• **AIM**
Quote the records below in full, exactly as given, with the images taken out.

---- RECORDED INFORMATION

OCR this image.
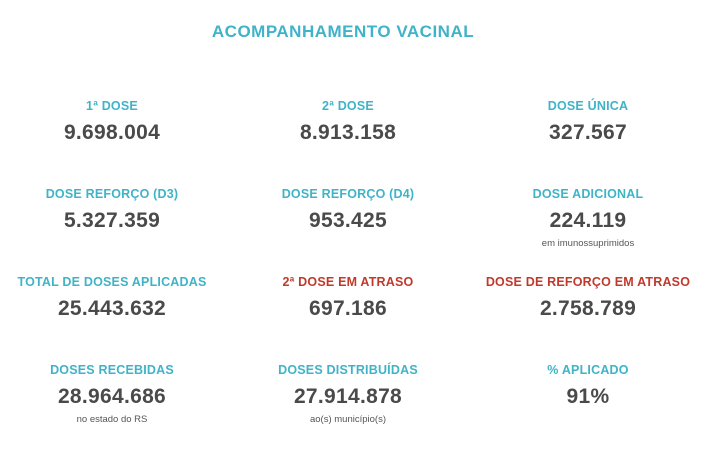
ACOMPANHAMENTO VACINAL
1ª DOSE
9.698.004
2ª DOSE
8.913.158
DOSE ÚNICA
327.567
DOSE REFORÇO (D3)
5.327.359
DOSE REFORÇO (D4)
953.425
DOSE ADICIONAL
224.119
em imunossuprimidos
TOTAL DE DOSES APLICADAS
25.443.632
2ª DOSE EM ATRASO
697.186
DOSE DE REFORÇO EM ATRASO
2.758.789
DOSES RECEBIDAS
28.964.686
no estado do RS
DOSES DISTRIBUÍDAS
27.914.878
ao(s) município(s)
% APLICADO
91%
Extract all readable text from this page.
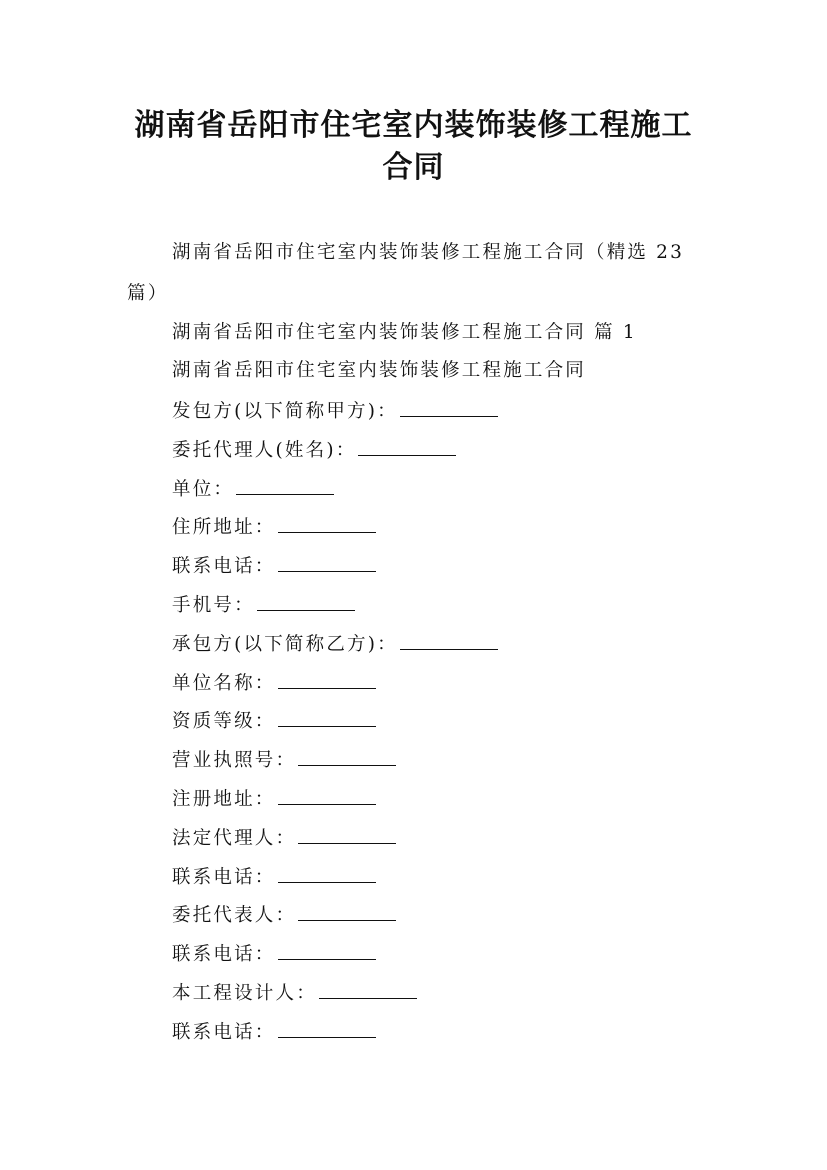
湖南省岳阳市住宅室内装饰装修工程施工
合同
湖南省岳阳市住宅室内装饰装修工程施工合同（精选 23
篇）
湖南省岳阳市住宅室内装饰装修工程施工合同 篇 1
湖南省岳阳市住宅室内装饰装修工程施工合同
发包方(以下简称甲方)：
委托代理人(姓名)：
单位：
住所地址：
联系电话：
手机号：
承包方(以下简称乙方)：
单位名称：
资质等级：
营业执照号：
注册地址：
法定代理人：
联系电话：
委托代表人：
联系电话：
本工程设计人：
联系电话：
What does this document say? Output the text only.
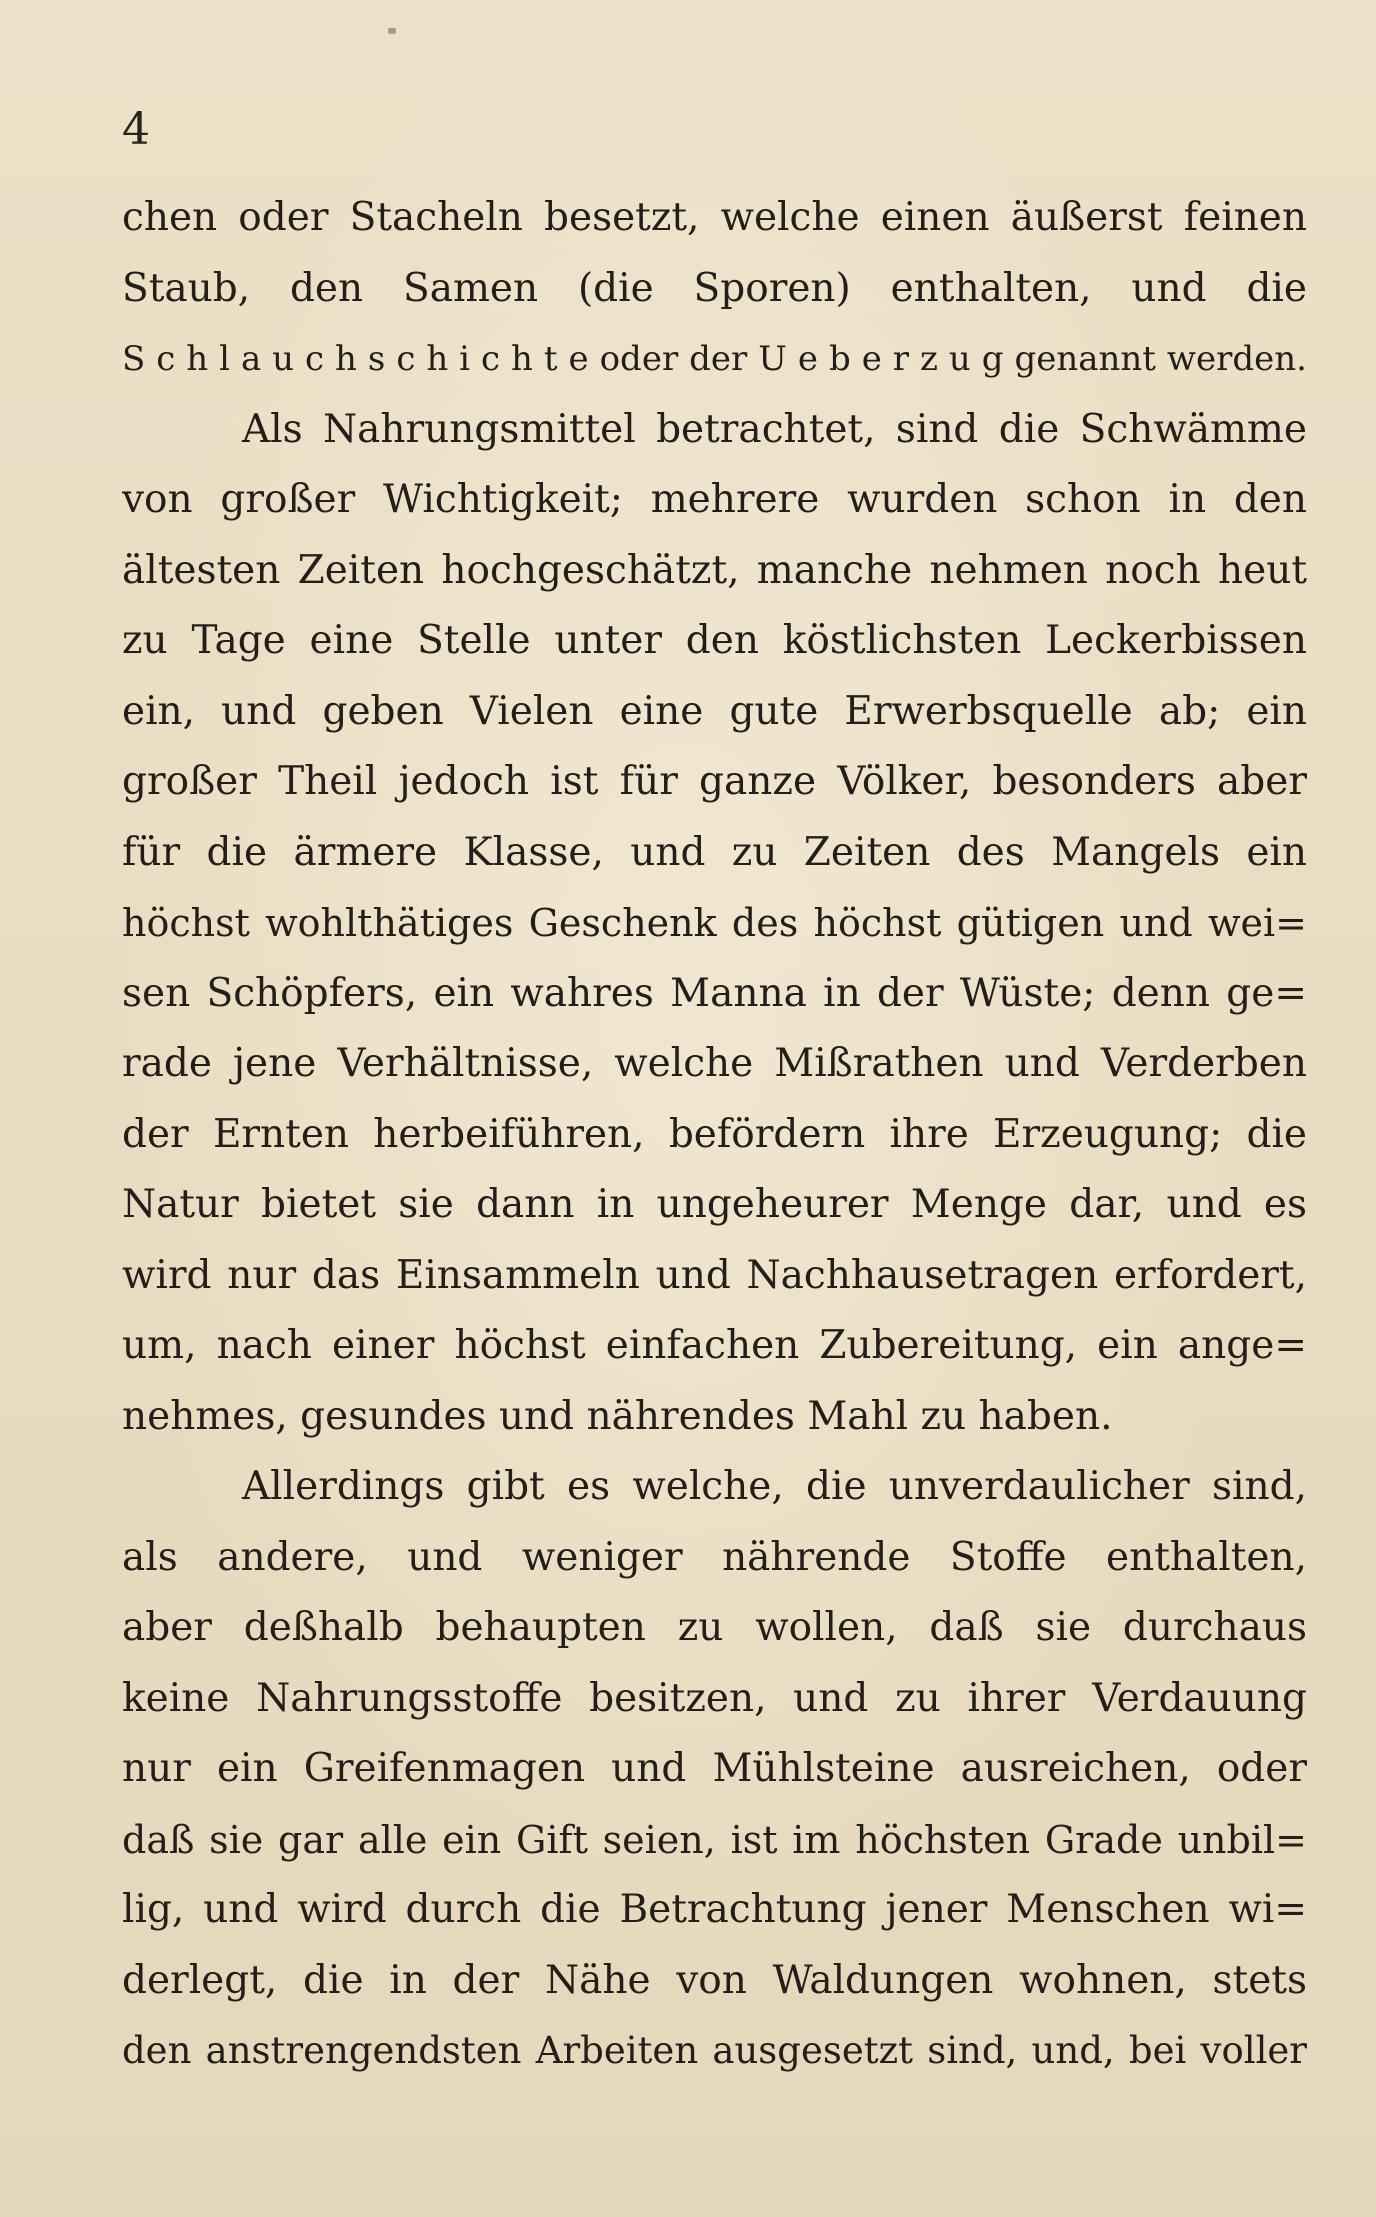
4
chen oder Stacheln besetzt, welche einen äußerst feinen
Staub, den Samen (die Sporen) enthalten, und die
S c h l a u c h s c h i c h t e oder der U e b e r z u g genannt werden.
Als Nahrungsmittel betrachtet, sind die Schwämme
von großer Wichtigkeit; mehrere wurden schon in den
ältesten Zeiten hochgeschätzt, manche nehmen noch heut
zu Tage eine Stelle unter den köstlichsten Leckerbissen
ein, und geben Vielen eine gute Erwerbsquelle ab; ein
großer Theil jedoch ist für ganze Völker, besonders aber
für die ärmere Klasse, und zu Zeiten des Mangels ein
höchst wohlthätiges Geschenk des höchst gütigen und wei=
sen Schöpfers, ein wahres Manna in der Wüste; denn ge=
rade jene Verhältnisse, welche Mißrathen und Verderben
der Ernten herbeiführen, befördern ihre Erzeugung; die
Natur bietet sie dann in ungeheurer Menge dar, und es
wird nur das Einsammeln und Nachhausetragen erfordert,
um, nach einer höchst einfachen Zubereitung, ein ange=
nehmes, gesundes und nährendes Mahl zu haben.
Allerdings gibt es welche, die unverdaulicher sind,
als andere, und weniger nährende Stoffe enthalten,
aber deßhalb behaupten zu wollen, daß sie durchaus
keine Nahrungsstoffe besitzen, und zu ihrer Verdauung
nur ein Greifenmagen und Mühlsteine ausreichen, oder
daß sie gar alle ein Gift seien, ist im höchsten Grade unbil=
lig, und wird durch die Betrachtung jener Menschen wi=
derlegt, die in der Nähe von Waldungen wohnen, stets
den anstrengendsten Arbeiten ausgesetzt sind, und, bei voller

--------

• **TASK RESULT**
OCR this image.
ACOMPANHAMENTO VACINAL
1ª DOSE
9.698.004
2ª DOSE
8.913.158
DOSE ÚNICA
327.567
DOSE REFORÇO (D3)
5.327.359
DOSE REFORÇO (D4)
953.425
DOSE ADICIONAL
224.119
em imunossuprimidos
TOTAL DE DOSES APLICADAS
25.443.632
2ª DOSE EM ATRASO
697.186
DOSE DE REFORÇO EM ATRASO
2.758.789
DOSES RECEBIDAS
28.964.686
no estado do RS
DOSES DISTRIBUÍDAS
27.914.878
ao(s) município(s)
% APLICADO
91%
Extract all readable text from this page.
湖南省岳阳市住宅室内装饰装修工程施工
合同
湖南省岳阳市住宅室内装饰装修工程施工合同（精选 23
篇）
湖南省岳阳市住宅室内装饰装修工程施工合同 篇 1
湖南省岳阳市住宅室内装饰装修工程施工合同
发包方(以下简称甲方)：
委托代理人(姓名)：
单位：
住所地址：
联系电话：
手机号：
承包方(以下简称乙方)：
单位名称：
资质等级：
营业执照号：
注册地址：
法定代理人：
联系电话：
委托代表人：
联系电话：
本工程设计人：
联系电话：
What does this document say? Output the text only.
4
chen oder Stacheln besetzt, welche einen äußerst feinen
Staub, den Samen (die Sporen) enthalten, und die
S c h l a u c h s c h i c h t e oder der U e b e r z u g genannt werden.
Als Nahrungsmittel betrachtet, sind die Schwämme
von großer Wichtigkeit; mehrere wurden schon in den
ältesten Zeiten hochgeschätzt, manche nehmen noch heut
zu Tage eine Stelle unter den köstlichsten Leckerbissen
ein, und geben Vielen eine gute Erwerbsquelle ab; ein
großer Theil jedoch ist für ganze Völker, besonders aber
für die ärmere Klasse, und zu Zeiten des Mangels ein
höchst wohlthätiges Geschenk des höchst gütigen und wei=
sen Schöpfers, ein wahres Manna in der Wüste; denn ge=
rade jene Verhältnisse, welche Mißrathen und Verderben
der Ernten herbeiführen, befördern ihre Erzeugung; die
Natur bietet sie dann in ungeheurer Menge dar, und es
wird nur das Einsammeln und Nachhausetragen erfordert,
um, nach einer höchst einfachen Zubereitung, ein ange=
nehmes, gesundes und nährendes Mahl zu haben.
Allerdings gibt es welche, die unverdaulicher sind,
als andere, und weniger nährende Stoffe enthalten,
aber deßhalb behaupten zu wollen, daß sie durchaus
keine Nahrungsstoffe besitzen, und zu ihrer Verdauung
nur ein Greifenmagen und Mühlsteine ausreichen, oder
daß sie gar alle ein Gift seien, ist im höchsten Grade unbil=
lig, und wird durch die Betrachtung jener Menschen wi=
derlegt, die in der Nähe von Waldungen wohnen, stets
den anstrengendsten Arbeiten ausgesetzt sind, und, bei voller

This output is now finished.